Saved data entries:
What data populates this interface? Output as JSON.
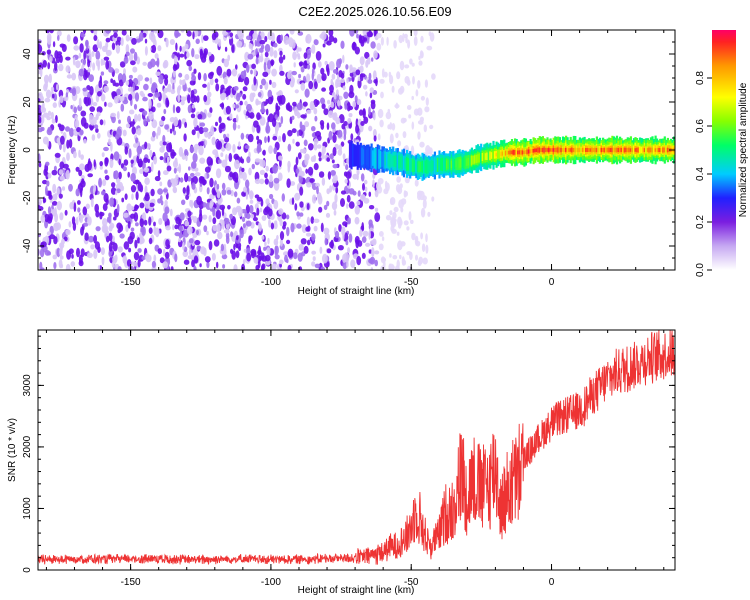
{
  "title": "C2E2.2025.026.10.56.E09",
  "chart_data": [
    {
      "type": "heatmap",
      "xlabel": "Height of straight line (km)",
      "ylabel": "Frequency (Hz)",
      "xlim": [
        -183,
        44
      ],
      "ylim": [
        -50,
        50
      ],
      "xticks": [
        -150,
        -100,
        -50,
        0
      ],
      "yticks": [
        -40,
        -20,
        0,
        20,
        40
      ],
      "colorbar": {
        "label": "Normalized spectral amplitude",
        "range": [
          0,
          1
        ],
        "ticks": [
          "0.0",
          "0.2",
          "0.4",
          "0.6",
          "0.8"
        ],
        "tick_values": [
          0,
          0.2,
          0.4,
          0.6,
          0.8
        ]
      },
      "noise_region": {
        "x_range": [
          -183,
          -62
        ],
        "freq_range": [
          -50,
          50
        ],
        "amplitude_range": [
          0.05,
          0.25
        ]
      },
      "signal_track": {
        "x": [
          -72,
          -66,
          -60,
          -54,
          -48,
          -44,
          -40,
          -35,
          -30,
          -25,
          -20,
          -15,
          -10,
          -5,
          0,
          5,
          10,
          15,
          20,
          25,
          30,
          35,
          40,
          44
        ],
        "freq_hz": [
          -2,
          -3,
          -4,
          -5,
          -7,
          -7,
          -6,
          -6,
          -5,
          -3,
          -2,
          -1,
          -1,
          0,
          0,
          0,
          0,
          0,
          0,
          0,
          0,
          0,
          0,
          0
        ],
        "amplitude": [
          0.3,
          0.35,
          0.4,
          0.45,
          0.5,
          0.45,
          0.5,
          0.55,
          0.6,
          0.6,
          0.7,
          0.85,
          0.95,
          0.9,
          1.0,
          0.9,
          0.85,
          0.8,
          0.95,
          0.9,
          0.85,
          0.85,
          0.85,
          0.8
        ]
      }
    },
    {
      "type": "line",
      "xlabel": "Height of straight line (km)",
      "ylabel": "SNR (10 * v/v)",
      "xlim": [
        -183,
        44
      ],
      "ylim": [
        0,
        3900
      ],
      "xticks": [
        -150,
        -100,
        -50,
        0
      ],
      "yticks": [
        0,
        1000,
        2000,
        3000
      ],
      "color": "#ee3333",
      "series": [
        {
          "x": [
            -183,
            -170,
            -160,
            -150,
            -140,
            -130,
            -120,
            -110,
            -100,
            -90,
            -80,
            -70,
            -65,
            -60,
            -55,
            -52,
            -50,
            -48,
            -45,
            -43,
            -40,
            -38,
            -35,
            -32,
            -30,
            -28,
            -25,
            -22,
            -20,
            -18,
            -15,
            -12,
            -10,
            -5,
            0,
            5,
            10,
            15,
            20,
            25,
            30,
            35,
            40,
            44
          ],
          "y": [
            170,
            180,
            175,
            180,
            185,
            170,
            175,
            180,
            170,
            175,
            185,
            200,
            230,
            300,
            420,
            520,
            700,
            1000,
            550,
            380,
            600,
            900,
            1000,
            1600,
            1200,
            1500,
            1300,
            1400,
            1700,
            1000,
            1350,
            1500,
            1800,
            2100,
            2400,
            2500,
            2600,
            2850,
            3100,
            3250,
            3350,
            3450,
            3500,
            3550
          ]
        }
      ]
    }
  ]
}
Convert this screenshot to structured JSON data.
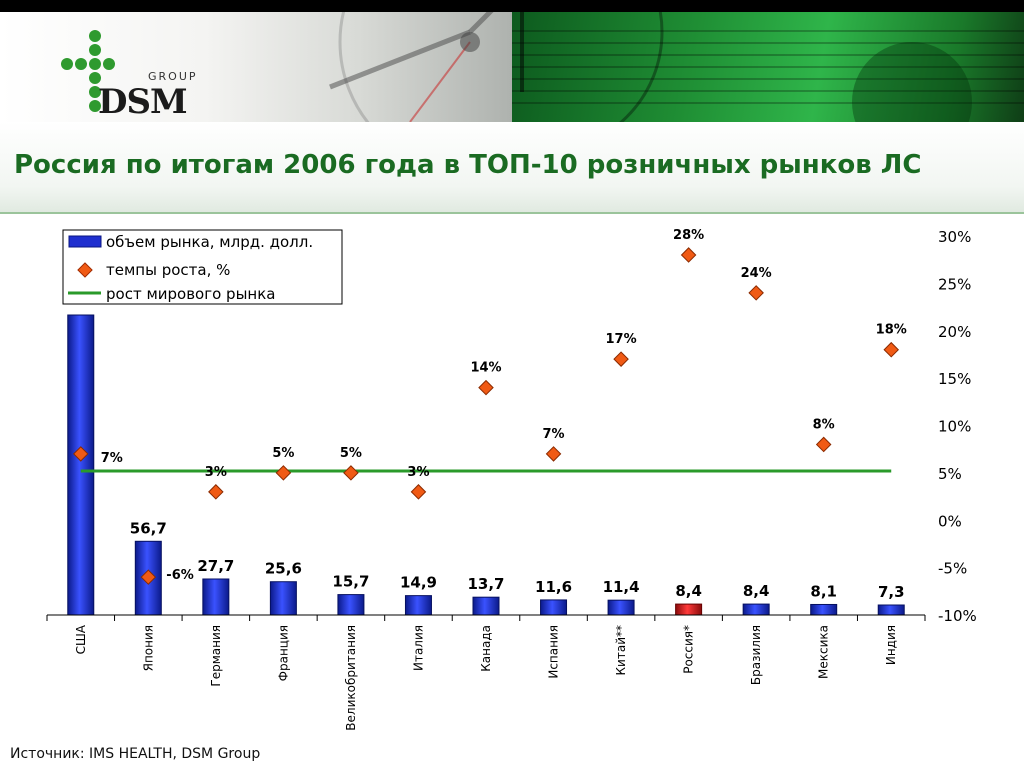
{
  "header": {
    "logo_main": "DSM",
    "logo_sub": "GROUP"
  },
  "page": {
    "title": "Россия по итогам 2006 года в ТОП-10 розничных рынков ЛС",
    "source": "Источник: IMS HEALTH, DSM Group"
  },
  "colors": {
    "bar": "#1f2fcf",
    "bar_highlight": "#d42020",
    "marker": "#f05a14",
    "world_line": "#2a9a2a",
    "title": "#1a6b22"
  },
  "chart_data": {
    "type": "bar",
    "categories": [
      "США",
      "Япония",
      "Германия",
      "Франция",
      "Великобритания",
      "Италия",
      "Канада",
      "Испания",
      "Китай**",
      "Россия*",
      "Бразилия",
      "Мексика",
      "Индия"
    ],
    "series": [
      {
        "name": "объем рынка, млрд. долл.",
        "type": "bar",
        "values": [
          null,
          56.7,
          27.7,
          25.6,
          15.7,
          14.9,
          13.7,
          11.6,
          11.4,
          8.4,
          8.4,
          8.1,
          7.3
        ],
        "labels": [
          "",
          "56,7",
          "27,7",
          "25,6",
          "15,7",
          "14,9",
          "13,7",
          "11,6",
          "11,4",
          "8,4",
          "8,4",
          "8,1",
          "7,3"
        ],
        "highlight_index": 9
      },
      {
        "name": "темпы роста, %",
        "type": "scatter",
        "axis": "right",
        "values": [
          7,
          -6,
          3,
          5,
          5,
          3,
          14,
          7,
          17,
          28,
          24,
          8,
          18
        ],
        "labels": [
          "7%",
          "-6%",
          "3%",
          "5%",
          "5%",
          "3%",
          "14%",
          "7%",
          "17%",
          "28%",
          "24%",
          "8%",
          "18%"
        ]
      },
      {
        "name": "рост мирового рынка",
        "type": "line",
        "axis": "right",
        "value": 5.2
      }
    ],
    "right_axis": {
      "ticks": [
        30,
        25,
        20,
        15,
        10,
        5,
        0,
        -5,
        -10
      ],
      "tick_labels": [
        "30%",
        "25%",
        "20%",
        "15%",
        "10%",
        "5%",
        "0%",
        "-5%",
        "-10%"
      ],
      "ylim": [
        -10,
        30
      ]
    },
    "left_axis_ylim": [
      0,
      210
    ],
    "grid": false,
    "legend_position": "top-left"
  }
}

◆ PROBLEM TO SOLVE ◆
Could you reproduce every record above exactly, leaving out the pictures?

◆ FINAL RESULT ◆
What data populates this interface? Output as JSON.
{
  "title": "C2E2.2025.026.10.56.E09",
  "chart_data": [
    {
      "type": "heatmap",
      "xlabel": "Height of straight line (km)",
      "ylabel": "Frequency (Hz)",
      "xlim": [
        -183,
        44
      ],
      "ylim": [
        -50,
        50
      ],
      "xticks": [
        -150,
        -100,
        -50,
        0
      ],
      "yticks": [
        -40,
        -20,
        0,
        20,
        40
      ],
      "colorbar": {
        "label": "Normalized spectral amplitude",
        "range": [
          0,
          1
        ],
        "ticks": [
          "0.0",
          "0.2",
          "0.4",
          "0.6",
          "0.8"
        ],
        "tick_values": [
          0,
          0.2,
          0.4,
          0.6,
          0.8
        ]
      },
      "noise_region": {
        "x_range": [
          -183,
          -62
        ],
        "freq_range": [
          -50,
          50
        ],
        "amplitude_range": [
          0.05,
          0.25
        ]
      },
      "signal_track": {
        "x": [
          -72,
          -66,
          -60,
          -54,
          -48,
          -44,
          -40,
          -35,
          -30,
          -25,
          -20,
          -15,
          -10,
          -5,
          0,
          5,
          10,
          15,
          20,
          25,
          30,
          35,
          40,
          44
        ],
        "freq_hz": [
          -2,
          -3,
          -4,
          -5,
          -7,
          -7,
          -6,
          -6,
          -5,
          -3,
          -2,
          -1,
          -1,
          0,
          0,
          0,
          0,
          0,
          0,
          0,
          0,
          0,
          0,
          0
        ],
        "amplitude": [
          0.3,
          0.35,
          0.4,
          0.45,
          0.5,
          0.45,
          0.5,
          0.55,
          0.6,
          0.6,
          0.7,
          0.85,
          0.95,
          0.9,
          1.0,
          0.9,
          0.85,
          0.8,
          0.95,
          0.9,
          0.85,
          0.85,
          0.85,
          0.8
        ]
      }
    },
    {
      "type": "line",
      "xlabel": "Height of straight line (km)",
      "ylabel": "SNR (10 * v/v)",
      "xlim": [
        -183,
        44
      ],
      "ylim": [
        0,
        3900
      ],
      "xticks": [
        -150,
        -100,
        -50,
        0
      ],
      "yticks": [
        0,
        1000,
        2000,
        3000
      ],
      "color": "#ee3333",
      "series": [
        {
          "x": [
            -183,
            -170,
            -160,
            -150,
            -140,
            -130,
            -120,
            -110,
            -100,
            -90,
            -80,
            -70,
            -65,
            -60,
            -55,
            -52,
            -50,
            -48,
            -45,
            -43,
            -40,
            -38,
            -35,
            -32,
            -30,
            -28,
            -25,
            -22,
            -20,
            -18,
            -15,
            -12,
            -10,
            -5,
            0,
            5,
            10,
            15,
            20,
            25,
            30,
            35,
            40,
            44
          ],
          "y": [
            170,
            180,
            175,
            180,
            185,
            170,
            175,
            180,
            170,
            175,
            185,
            200,
            230,
            300,
            420,
            520,
            700,
            1000,
            550,
            380,
            600,
            900,
            1000,
            1600,
            1200,
            1500,
            1300,
            1400,
            1700,
            1000,
            1350,
            1500,
            1800,
            2100,
            2400,
            2500,
            2600,
            2850,
            3100,
            3250,
            3350,
            3450,
            3500,
            3550
          ]
        }
      ]
    }
  ]
}
Convert this screenshot to structured JSON data.
{
  "header": {
    "logo_main": "DSM",
    "logo_sub": "GROUP"
  },
  "page": {
    "title": "Россия по итогам 2006 года в ТОП-10 розничных рынков ЛС",
    "source": "Источник: IMS HEALTH, DSM Group"
  },
  "colors": {
    "bar": "#1f2fcf",
    "bar_highlight": "#d42020",
    "marker": "#f05a14",
    "world_line": "#2a9a2a",
    "title": "#1a6b22"
  },
  "chart_data": {
    "type": "bar",
    "categories": [
      "США",
      "Япония",
      "Германия",
      "Франция",
      "Великобритания",
      "Италия",
      "Канада",
      "Испания",
      "Китай**",
      "Россия*",
      "Бразилия",
      "Мексика",
      "Индия"
    ],
    "series": [
      {
        "name": "объем рынка, млрд. долл.",
        "type": "bar",
        "values": [
          null,
          56.7,
          27.7,
          25.6,
          15.7,
          14.9,
          13.7,
          11.6,
          11.4,
          8.4,
          8.4,
          8.1,
          7.3
        ],
        "labels": [
          "",
          "56,7",
          "27,7",
          "25,6",
          "15,7",
          "14,9",
          "13,7",
          "11,6",
          "11,4",
          "8,4",
          "8,4",
          "8,1",
          "7,3"
        ],
        "highlight_index": 9
      },
      {
        "name": "темпы роста, %",
        "type": "scatter",
        "axis": "right",
        "values": [
          7,
          -6,
          3,
          5,
          5,
          3,
          14,
          7,
          17,
          28,
          24,
          8,
          18
        ],
        "labels": [
          "7%",
          "-6%",
          "3%",
          "5%",
          "5%",
          "3%",
          "14%",
          "7%",
          "17%",
          "28%",
          "24%",
          "8%",
          "18%"
        ]
      },
      {
        "name": "рост мирового рынка",
        "type": "line",
        "axis": "right",
        "value": 5.2
      }
    ],
    "right_axis": {
      "ticks": [
        30,
        25,
        20,
        15,
        10,
        5,
        0,
        -5,
        -10
      ],
      "tick_labels": [
        "30%",
        "25%",
        "20%",
        "15%",
        "10%",
        "5%",
        "0%",
        "-5%",
        "-10%"
      ],
      "ylim": [
        -10,
        30
      ]
    },
    "left_axis_ylim": [
      0,
      210
    ],
    "grid": false,
    "legend_position": "top-left"
  }
}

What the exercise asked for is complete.